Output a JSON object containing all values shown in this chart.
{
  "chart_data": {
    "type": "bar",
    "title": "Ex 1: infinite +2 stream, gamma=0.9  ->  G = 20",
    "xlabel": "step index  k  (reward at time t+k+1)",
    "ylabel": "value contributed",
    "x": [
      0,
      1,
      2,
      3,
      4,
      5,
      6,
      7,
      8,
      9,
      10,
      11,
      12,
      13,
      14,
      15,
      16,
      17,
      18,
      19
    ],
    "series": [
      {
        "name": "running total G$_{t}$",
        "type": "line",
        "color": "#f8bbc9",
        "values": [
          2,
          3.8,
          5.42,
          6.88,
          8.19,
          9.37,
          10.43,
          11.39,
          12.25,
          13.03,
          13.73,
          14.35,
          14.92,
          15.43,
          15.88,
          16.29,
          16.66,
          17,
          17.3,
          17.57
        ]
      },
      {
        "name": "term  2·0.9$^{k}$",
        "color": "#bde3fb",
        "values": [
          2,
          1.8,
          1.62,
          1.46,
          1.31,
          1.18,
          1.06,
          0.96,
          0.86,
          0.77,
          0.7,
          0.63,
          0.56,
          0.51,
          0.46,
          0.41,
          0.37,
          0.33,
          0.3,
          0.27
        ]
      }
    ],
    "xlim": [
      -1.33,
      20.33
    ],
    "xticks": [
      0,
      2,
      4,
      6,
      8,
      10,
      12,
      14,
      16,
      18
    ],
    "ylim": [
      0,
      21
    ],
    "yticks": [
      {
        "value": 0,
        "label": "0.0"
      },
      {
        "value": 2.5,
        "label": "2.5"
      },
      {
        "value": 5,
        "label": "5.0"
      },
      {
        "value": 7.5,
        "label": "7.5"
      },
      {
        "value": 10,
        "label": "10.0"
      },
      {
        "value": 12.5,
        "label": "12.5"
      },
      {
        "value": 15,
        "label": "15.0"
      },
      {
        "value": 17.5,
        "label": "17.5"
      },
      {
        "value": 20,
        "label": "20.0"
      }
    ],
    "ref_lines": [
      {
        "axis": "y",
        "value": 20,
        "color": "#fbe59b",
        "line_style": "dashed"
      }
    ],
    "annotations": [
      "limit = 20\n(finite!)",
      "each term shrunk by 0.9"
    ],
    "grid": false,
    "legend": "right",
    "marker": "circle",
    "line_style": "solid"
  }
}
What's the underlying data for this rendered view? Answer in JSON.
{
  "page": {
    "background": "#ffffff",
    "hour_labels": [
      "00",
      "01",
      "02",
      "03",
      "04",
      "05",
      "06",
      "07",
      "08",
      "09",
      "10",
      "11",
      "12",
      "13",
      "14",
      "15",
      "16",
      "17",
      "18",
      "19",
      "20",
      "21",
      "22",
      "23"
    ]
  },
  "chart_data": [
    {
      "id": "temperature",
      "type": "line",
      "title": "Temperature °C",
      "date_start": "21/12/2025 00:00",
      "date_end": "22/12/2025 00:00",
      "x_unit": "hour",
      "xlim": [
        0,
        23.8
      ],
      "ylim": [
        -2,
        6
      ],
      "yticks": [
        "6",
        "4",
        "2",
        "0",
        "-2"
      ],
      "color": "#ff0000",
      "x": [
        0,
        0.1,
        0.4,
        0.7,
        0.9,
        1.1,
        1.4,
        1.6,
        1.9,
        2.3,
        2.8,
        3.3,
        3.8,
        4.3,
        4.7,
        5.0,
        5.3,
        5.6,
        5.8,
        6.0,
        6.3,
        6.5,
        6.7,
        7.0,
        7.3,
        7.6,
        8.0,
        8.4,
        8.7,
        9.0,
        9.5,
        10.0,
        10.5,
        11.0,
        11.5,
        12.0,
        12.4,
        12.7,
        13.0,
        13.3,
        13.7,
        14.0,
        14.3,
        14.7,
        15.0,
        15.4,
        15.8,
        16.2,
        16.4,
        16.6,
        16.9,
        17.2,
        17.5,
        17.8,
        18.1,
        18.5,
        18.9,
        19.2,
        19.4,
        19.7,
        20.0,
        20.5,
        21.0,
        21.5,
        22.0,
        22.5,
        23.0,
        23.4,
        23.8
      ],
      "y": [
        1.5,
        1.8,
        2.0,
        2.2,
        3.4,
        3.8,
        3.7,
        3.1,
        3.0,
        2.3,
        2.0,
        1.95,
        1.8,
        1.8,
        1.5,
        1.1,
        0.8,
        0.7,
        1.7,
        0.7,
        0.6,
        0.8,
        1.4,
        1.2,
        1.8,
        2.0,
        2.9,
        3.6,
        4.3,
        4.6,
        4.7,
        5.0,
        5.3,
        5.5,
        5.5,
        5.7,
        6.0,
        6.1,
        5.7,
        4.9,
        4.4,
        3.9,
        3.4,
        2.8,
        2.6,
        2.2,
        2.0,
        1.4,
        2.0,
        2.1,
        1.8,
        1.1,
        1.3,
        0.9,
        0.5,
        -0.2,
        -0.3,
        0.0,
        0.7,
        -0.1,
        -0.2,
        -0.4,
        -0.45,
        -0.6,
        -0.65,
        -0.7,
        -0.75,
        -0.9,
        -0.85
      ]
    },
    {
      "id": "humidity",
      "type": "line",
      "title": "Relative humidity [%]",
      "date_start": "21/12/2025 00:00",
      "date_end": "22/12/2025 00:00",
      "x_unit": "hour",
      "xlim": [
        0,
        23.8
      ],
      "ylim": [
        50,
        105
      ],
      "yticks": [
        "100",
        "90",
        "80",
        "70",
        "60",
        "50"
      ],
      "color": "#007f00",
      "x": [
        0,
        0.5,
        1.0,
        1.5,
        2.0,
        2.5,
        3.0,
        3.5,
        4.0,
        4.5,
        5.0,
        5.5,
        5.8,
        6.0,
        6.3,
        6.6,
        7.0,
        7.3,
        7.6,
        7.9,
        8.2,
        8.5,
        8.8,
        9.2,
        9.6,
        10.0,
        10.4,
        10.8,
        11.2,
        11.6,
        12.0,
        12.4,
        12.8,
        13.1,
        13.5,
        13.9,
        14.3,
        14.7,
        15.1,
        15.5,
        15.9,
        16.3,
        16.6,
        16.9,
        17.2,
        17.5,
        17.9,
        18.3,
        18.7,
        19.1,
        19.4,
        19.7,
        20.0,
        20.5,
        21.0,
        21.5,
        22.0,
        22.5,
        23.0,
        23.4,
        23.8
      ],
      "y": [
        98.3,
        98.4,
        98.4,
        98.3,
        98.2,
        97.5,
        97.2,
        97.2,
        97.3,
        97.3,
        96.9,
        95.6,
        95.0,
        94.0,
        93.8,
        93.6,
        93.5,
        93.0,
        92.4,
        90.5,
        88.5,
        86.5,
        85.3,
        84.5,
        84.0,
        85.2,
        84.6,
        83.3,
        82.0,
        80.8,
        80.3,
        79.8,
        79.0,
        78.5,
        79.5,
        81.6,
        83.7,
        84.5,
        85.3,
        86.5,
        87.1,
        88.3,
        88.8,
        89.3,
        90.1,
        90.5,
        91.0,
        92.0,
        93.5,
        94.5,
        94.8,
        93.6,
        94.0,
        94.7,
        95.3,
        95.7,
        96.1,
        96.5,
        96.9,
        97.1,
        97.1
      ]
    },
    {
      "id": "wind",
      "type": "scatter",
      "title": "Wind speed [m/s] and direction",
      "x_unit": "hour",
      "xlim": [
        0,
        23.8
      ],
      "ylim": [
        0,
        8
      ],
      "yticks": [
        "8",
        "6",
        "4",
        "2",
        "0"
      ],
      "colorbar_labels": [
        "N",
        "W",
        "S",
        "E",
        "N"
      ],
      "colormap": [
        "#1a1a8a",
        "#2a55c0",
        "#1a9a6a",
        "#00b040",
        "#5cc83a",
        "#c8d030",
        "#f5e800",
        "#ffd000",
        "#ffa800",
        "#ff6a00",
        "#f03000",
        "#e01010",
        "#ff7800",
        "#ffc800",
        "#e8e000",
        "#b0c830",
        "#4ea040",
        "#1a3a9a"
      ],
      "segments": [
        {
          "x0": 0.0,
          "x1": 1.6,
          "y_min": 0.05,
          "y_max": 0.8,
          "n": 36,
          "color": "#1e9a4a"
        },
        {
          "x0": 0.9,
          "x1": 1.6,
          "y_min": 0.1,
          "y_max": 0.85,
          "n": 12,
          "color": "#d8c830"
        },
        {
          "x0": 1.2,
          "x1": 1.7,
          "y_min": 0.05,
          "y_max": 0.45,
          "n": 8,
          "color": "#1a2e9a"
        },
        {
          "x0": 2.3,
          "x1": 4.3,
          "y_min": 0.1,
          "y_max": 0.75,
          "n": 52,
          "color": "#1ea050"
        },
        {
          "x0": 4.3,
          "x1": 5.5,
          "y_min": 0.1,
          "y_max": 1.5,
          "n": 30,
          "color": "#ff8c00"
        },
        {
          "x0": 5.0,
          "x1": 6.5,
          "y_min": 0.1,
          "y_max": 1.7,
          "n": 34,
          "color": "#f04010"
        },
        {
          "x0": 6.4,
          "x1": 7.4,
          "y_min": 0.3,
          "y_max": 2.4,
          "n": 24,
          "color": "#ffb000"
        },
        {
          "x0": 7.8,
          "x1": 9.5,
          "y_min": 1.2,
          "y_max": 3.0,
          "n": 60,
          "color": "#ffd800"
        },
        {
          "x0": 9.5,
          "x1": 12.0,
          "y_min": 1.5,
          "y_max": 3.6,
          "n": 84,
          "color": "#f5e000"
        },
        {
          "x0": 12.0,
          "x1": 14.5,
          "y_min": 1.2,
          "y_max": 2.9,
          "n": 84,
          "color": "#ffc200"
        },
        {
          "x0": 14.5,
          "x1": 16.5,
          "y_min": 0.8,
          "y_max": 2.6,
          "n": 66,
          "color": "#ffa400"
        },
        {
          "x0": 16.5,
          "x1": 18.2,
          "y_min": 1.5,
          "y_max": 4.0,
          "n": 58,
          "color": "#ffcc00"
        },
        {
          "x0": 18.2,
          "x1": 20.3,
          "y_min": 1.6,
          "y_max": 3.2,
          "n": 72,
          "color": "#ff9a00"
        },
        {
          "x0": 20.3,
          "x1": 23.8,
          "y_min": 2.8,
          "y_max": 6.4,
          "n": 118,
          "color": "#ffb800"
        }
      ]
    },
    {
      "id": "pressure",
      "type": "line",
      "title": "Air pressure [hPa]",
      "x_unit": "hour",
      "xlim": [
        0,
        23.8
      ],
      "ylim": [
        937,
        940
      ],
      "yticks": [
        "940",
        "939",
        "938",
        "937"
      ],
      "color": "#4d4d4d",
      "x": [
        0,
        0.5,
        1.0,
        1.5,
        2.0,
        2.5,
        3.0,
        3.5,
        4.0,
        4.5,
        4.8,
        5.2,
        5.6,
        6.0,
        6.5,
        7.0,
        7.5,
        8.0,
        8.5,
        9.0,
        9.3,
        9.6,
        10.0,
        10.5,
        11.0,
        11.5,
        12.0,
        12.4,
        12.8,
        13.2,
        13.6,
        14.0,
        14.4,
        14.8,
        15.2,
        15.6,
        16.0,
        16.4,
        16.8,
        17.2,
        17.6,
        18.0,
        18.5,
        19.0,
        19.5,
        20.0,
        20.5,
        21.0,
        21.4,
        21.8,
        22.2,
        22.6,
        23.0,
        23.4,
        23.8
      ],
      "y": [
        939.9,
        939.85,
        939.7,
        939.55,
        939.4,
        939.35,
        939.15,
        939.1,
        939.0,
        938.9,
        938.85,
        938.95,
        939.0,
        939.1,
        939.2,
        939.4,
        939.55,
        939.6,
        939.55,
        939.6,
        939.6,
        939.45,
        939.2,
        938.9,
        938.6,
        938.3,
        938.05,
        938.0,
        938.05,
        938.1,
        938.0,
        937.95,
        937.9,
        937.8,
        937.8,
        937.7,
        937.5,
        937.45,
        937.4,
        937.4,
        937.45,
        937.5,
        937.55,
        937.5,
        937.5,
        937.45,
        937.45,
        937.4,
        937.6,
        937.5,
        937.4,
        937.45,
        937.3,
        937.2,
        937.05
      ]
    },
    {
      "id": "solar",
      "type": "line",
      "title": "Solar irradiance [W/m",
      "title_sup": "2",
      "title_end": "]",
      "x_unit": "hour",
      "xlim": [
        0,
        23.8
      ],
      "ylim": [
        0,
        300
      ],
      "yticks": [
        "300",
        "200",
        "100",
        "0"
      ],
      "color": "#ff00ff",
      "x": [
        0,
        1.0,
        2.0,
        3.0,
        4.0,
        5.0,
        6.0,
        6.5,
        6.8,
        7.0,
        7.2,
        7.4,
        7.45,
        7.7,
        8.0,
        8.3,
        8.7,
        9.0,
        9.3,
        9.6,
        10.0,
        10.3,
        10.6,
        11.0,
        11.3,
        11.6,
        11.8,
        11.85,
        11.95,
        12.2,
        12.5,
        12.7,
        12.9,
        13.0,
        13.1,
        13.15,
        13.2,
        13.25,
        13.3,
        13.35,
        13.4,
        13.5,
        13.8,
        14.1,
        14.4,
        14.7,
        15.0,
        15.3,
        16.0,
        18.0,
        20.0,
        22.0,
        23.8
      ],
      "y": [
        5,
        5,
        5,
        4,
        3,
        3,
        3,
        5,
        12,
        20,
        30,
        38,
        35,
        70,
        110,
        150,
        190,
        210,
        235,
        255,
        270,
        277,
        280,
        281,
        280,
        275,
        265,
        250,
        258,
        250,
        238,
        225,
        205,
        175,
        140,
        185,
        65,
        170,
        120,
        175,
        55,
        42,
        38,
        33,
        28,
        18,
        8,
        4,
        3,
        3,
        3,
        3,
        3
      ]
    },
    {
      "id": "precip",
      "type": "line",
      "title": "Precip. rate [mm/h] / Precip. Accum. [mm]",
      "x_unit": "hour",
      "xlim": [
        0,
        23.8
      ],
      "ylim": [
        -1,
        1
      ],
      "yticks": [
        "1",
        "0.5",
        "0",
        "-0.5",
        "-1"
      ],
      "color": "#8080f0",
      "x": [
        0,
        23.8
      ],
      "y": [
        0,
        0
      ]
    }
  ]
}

**Job**: Identify the lines that hold the word "this". Copy every one of them.

**Finished answer**:
Output a JSON object containing all values shown in this chart.
What's the underlying data for this rendered view? Answer in JSON.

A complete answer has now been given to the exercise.